• Exercise directions:
Search the listing for the word "include" and copy every line where it turns up.

• Supplied data:
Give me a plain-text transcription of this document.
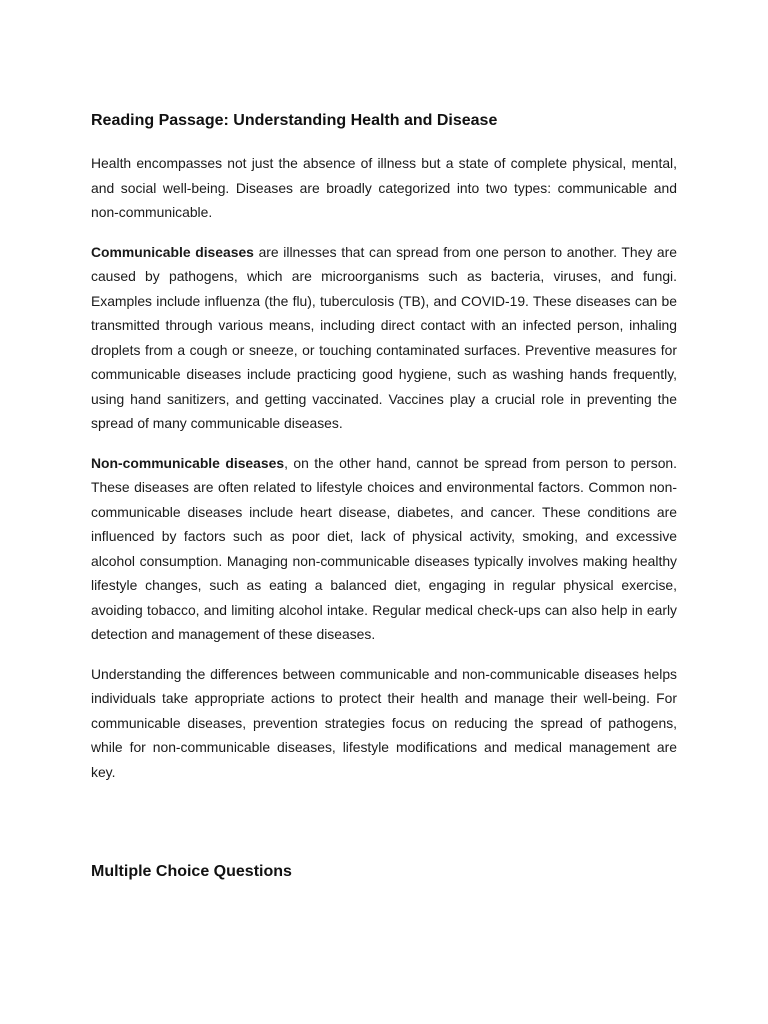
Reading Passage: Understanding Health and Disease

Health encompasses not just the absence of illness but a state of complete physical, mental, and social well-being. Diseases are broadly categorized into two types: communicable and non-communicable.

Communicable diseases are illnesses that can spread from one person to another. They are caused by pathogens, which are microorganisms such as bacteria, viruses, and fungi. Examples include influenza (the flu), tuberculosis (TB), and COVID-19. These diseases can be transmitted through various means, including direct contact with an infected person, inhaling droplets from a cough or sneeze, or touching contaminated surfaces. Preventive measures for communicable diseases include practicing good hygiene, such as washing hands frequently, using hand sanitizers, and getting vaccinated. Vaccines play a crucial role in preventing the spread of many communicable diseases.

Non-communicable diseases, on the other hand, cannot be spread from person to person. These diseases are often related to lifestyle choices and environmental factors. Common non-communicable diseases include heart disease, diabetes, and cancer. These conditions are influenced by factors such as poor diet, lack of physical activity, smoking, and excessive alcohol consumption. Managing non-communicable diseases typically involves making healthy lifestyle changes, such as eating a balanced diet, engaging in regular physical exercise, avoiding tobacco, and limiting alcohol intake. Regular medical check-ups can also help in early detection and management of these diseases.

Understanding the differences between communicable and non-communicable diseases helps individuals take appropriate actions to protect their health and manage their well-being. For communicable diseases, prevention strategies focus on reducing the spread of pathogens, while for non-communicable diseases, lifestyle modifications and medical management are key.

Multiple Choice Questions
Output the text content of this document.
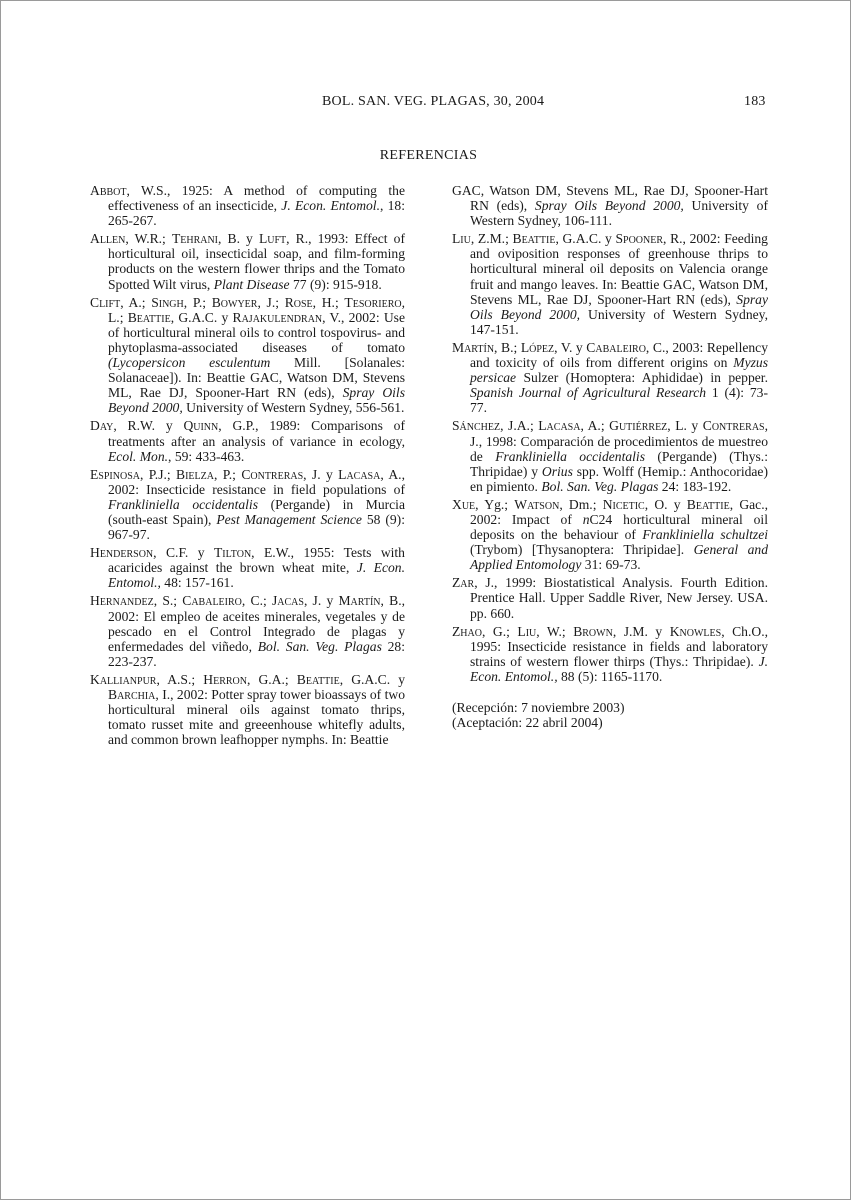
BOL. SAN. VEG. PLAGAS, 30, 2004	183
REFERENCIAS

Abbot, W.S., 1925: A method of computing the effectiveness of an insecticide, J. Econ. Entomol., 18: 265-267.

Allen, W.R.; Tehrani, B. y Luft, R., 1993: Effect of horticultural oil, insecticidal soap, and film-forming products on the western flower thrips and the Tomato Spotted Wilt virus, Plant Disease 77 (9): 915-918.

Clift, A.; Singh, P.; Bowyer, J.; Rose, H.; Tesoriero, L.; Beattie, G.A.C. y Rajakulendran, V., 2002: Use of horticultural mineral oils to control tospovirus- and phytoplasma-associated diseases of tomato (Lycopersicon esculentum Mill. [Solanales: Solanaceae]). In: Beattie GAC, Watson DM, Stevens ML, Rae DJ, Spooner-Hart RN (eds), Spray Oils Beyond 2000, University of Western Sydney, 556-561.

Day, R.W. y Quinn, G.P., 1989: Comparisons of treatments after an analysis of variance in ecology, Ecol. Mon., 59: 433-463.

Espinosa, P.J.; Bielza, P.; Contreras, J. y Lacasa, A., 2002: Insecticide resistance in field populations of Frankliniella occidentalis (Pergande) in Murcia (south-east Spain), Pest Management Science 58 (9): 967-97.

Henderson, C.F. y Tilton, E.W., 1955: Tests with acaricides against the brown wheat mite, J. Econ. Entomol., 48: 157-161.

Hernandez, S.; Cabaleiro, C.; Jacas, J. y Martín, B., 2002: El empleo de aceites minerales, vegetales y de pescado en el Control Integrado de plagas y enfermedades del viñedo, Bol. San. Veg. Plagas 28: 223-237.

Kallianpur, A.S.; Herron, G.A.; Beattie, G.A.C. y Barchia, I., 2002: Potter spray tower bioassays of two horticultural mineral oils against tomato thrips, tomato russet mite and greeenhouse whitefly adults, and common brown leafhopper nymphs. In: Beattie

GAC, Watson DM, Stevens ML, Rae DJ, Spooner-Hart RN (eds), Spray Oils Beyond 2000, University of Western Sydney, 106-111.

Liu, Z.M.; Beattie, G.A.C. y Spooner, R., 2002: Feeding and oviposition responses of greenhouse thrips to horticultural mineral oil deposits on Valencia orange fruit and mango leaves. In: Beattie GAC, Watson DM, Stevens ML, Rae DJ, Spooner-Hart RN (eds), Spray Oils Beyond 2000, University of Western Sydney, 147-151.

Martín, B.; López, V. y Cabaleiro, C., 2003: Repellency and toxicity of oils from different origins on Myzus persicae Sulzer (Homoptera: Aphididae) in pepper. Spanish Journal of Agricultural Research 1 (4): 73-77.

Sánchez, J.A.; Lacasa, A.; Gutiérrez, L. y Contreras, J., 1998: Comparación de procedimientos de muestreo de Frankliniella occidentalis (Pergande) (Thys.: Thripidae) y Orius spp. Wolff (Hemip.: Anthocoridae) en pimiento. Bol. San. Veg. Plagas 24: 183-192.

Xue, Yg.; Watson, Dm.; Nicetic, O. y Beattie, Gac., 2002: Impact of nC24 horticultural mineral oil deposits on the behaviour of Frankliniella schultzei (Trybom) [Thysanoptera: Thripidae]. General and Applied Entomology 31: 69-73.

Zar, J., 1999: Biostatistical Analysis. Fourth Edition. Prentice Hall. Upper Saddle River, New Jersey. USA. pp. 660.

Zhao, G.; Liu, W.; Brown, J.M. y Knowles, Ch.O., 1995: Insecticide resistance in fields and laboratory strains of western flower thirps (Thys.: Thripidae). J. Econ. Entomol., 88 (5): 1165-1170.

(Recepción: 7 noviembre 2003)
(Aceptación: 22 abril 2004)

* * *

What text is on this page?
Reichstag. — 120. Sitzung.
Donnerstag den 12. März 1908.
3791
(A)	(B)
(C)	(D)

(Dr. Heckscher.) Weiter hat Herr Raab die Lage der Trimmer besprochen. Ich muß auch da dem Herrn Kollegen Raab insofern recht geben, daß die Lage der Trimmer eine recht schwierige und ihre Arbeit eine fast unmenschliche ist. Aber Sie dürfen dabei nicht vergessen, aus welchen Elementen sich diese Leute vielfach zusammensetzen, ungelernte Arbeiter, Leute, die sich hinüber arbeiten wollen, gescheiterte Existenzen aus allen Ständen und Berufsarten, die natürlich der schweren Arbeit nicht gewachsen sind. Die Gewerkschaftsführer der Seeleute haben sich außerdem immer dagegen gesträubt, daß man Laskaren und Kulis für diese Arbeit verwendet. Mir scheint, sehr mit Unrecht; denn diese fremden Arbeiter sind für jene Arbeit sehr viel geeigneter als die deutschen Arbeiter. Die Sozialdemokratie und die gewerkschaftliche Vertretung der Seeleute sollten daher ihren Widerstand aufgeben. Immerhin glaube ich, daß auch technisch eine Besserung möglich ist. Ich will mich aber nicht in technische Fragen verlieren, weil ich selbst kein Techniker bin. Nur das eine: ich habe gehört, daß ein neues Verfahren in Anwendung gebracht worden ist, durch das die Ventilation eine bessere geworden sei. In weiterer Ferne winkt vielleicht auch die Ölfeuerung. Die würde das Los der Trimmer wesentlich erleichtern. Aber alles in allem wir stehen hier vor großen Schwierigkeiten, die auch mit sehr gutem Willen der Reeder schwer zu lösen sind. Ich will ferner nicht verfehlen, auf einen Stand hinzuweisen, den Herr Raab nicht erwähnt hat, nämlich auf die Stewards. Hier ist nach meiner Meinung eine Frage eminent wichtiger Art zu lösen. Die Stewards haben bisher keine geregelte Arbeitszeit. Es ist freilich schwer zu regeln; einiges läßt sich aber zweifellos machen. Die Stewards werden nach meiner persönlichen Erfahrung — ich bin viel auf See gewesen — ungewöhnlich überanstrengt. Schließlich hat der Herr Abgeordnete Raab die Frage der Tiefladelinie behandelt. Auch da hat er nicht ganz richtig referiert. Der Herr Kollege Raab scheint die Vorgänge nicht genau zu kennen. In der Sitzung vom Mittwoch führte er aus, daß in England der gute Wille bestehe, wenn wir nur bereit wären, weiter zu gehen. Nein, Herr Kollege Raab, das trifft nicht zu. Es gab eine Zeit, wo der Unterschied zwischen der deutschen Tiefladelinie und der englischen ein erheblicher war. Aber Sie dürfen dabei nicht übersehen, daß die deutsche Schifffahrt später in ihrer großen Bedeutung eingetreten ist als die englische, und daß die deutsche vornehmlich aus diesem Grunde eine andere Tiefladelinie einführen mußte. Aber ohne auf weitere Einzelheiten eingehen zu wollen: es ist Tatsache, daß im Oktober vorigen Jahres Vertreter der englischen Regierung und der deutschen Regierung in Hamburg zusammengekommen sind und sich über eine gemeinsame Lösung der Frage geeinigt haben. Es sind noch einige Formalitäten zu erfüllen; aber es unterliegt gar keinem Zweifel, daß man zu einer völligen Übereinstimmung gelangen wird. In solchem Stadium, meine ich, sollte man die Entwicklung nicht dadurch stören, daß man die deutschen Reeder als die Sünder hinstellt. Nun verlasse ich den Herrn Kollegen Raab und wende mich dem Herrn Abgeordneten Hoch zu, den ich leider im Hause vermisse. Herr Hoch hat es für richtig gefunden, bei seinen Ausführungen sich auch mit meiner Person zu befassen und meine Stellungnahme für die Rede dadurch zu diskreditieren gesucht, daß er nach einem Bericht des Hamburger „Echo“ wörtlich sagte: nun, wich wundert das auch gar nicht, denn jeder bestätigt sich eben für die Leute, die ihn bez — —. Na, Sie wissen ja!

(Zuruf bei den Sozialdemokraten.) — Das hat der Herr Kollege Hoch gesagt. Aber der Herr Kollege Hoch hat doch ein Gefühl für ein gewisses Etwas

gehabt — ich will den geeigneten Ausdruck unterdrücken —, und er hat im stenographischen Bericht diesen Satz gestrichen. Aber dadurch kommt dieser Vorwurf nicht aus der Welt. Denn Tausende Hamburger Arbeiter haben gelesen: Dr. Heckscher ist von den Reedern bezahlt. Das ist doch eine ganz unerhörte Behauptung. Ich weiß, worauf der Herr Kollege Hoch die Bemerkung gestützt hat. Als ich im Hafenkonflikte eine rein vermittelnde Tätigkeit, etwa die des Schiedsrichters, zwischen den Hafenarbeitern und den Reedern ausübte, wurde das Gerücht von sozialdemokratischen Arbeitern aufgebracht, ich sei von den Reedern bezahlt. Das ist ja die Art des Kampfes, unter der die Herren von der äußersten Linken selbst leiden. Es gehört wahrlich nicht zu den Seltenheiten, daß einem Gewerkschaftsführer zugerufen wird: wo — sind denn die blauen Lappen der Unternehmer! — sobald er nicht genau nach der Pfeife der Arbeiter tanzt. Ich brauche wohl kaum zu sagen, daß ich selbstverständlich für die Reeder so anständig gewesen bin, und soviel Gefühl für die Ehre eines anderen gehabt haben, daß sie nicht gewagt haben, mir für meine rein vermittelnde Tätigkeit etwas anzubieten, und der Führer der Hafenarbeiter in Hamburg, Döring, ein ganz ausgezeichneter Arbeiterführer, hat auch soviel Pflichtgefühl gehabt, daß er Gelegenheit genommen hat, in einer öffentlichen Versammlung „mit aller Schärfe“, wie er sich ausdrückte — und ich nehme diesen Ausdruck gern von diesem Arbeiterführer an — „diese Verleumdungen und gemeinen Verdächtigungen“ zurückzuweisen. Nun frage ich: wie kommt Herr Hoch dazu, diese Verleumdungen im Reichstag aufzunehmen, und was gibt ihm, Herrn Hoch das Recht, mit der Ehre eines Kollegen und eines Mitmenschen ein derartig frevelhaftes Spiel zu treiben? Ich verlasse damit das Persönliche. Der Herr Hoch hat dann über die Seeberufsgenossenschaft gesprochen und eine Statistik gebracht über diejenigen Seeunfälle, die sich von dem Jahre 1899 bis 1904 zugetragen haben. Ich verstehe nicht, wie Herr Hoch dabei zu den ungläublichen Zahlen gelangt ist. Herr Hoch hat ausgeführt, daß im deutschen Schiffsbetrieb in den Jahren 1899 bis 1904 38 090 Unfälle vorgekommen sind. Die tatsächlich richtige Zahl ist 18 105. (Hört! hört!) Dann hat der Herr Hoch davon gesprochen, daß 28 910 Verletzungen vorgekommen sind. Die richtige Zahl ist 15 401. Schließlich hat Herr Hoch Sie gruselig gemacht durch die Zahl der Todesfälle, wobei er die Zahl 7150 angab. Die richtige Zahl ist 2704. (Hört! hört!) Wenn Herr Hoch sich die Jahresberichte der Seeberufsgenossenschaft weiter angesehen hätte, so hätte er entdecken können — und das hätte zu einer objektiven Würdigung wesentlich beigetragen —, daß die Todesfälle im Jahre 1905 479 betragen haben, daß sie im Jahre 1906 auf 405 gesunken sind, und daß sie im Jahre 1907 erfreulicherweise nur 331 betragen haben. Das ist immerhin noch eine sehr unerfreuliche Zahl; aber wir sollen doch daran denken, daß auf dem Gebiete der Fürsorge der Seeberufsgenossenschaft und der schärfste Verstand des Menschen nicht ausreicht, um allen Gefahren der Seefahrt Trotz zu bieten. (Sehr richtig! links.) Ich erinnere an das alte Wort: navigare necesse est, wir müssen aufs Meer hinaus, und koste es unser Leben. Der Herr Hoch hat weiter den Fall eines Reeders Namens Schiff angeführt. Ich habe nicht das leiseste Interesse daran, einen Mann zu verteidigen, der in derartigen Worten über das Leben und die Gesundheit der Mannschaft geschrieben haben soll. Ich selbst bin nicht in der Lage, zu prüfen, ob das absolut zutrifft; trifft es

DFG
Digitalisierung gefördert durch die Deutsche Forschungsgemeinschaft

• Problem solution:
Communicable diseases are illnesses that can spread from one person to another. They are caused by pathogens, which are microorganisms such as bacteria, viruses, and fungi. Examples include influenza (the flu), tuberculosis (TB), and COVID-19. These diseases can be transmitted through various means, including direct contact with an infected person, inhaling droplets from a cough or sneeze, or touching contaminated surfaces. Preventive measures for communicable diseases include practicing good hygiene, such as washing hands frequently, using hand sanitizers, and getting vaccinated. Vaccines play a crucial role in preventing the spread of many communicable diseases.
Non-communicable diseases, on the other hand, cannot be spread from person to person. These diseases are often related to lifestyle choices and environmental factors. Common non-communicable diseases include heart disease, diabetes, and cancer. These conditions are influenced by factors such as poor diet, lack of physical activity, smoking, and excessive alcohol consumption. Managing non-communicable diseases typically involves making healthy lifestyle changes, such as eating a balanced diet, engaging in regular physical exercise, avoiding tobacco, and limiting alcohol intake. Regular medical check-ups can also help in early detection and management of these diseases.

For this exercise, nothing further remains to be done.